(Instruction):
Scan the data for lines with "JSON" and report the count by itself.

(Structured figure records):
## Start

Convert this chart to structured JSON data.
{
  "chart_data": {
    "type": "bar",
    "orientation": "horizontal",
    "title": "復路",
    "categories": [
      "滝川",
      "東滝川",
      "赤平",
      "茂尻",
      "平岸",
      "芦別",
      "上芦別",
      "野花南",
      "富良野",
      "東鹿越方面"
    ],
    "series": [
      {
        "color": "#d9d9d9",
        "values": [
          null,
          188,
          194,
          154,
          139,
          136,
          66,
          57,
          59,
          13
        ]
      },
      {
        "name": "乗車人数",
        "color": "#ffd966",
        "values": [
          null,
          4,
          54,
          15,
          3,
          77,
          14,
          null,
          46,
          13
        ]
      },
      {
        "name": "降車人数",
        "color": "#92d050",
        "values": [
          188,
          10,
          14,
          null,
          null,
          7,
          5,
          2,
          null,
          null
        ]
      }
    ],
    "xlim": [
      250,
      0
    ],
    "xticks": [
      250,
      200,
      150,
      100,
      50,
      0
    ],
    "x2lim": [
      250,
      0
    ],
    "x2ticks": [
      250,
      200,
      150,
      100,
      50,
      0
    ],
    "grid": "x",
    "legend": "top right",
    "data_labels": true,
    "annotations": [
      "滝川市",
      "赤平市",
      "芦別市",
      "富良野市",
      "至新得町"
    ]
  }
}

## End
## Start

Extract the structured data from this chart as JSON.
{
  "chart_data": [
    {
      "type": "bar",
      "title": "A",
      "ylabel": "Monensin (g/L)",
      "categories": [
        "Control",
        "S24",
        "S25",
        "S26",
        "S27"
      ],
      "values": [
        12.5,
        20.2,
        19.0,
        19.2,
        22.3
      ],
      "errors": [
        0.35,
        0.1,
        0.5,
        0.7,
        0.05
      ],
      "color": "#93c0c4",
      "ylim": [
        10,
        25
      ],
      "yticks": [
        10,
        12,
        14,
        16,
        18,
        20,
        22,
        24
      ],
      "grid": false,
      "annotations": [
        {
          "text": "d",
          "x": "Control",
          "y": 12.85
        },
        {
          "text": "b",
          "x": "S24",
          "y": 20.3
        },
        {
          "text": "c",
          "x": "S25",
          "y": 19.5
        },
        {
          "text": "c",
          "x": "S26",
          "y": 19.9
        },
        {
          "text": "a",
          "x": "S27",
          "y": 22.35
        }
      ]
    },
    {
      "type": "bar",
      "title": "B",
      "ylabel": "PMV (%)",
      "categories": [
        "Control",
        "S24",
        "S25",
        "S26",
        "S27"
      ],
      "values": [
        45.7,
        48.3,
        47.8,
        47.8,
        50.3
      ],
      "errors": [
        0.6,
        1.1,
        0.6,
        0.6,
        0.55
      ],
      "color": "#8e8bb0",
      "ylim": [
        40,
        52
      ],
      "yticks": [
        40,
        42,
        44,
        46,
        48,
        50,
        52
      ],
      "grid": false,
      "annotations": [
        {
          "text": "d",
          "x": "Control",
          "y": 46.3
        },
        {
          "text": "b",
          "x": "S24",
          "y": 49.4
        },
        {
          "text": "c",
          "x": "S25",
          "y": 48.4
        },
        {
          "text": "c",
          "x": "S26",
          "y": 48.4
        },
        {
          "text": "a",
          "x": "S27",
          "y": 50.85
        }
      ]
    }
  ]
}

## End

(Exercise answer):
2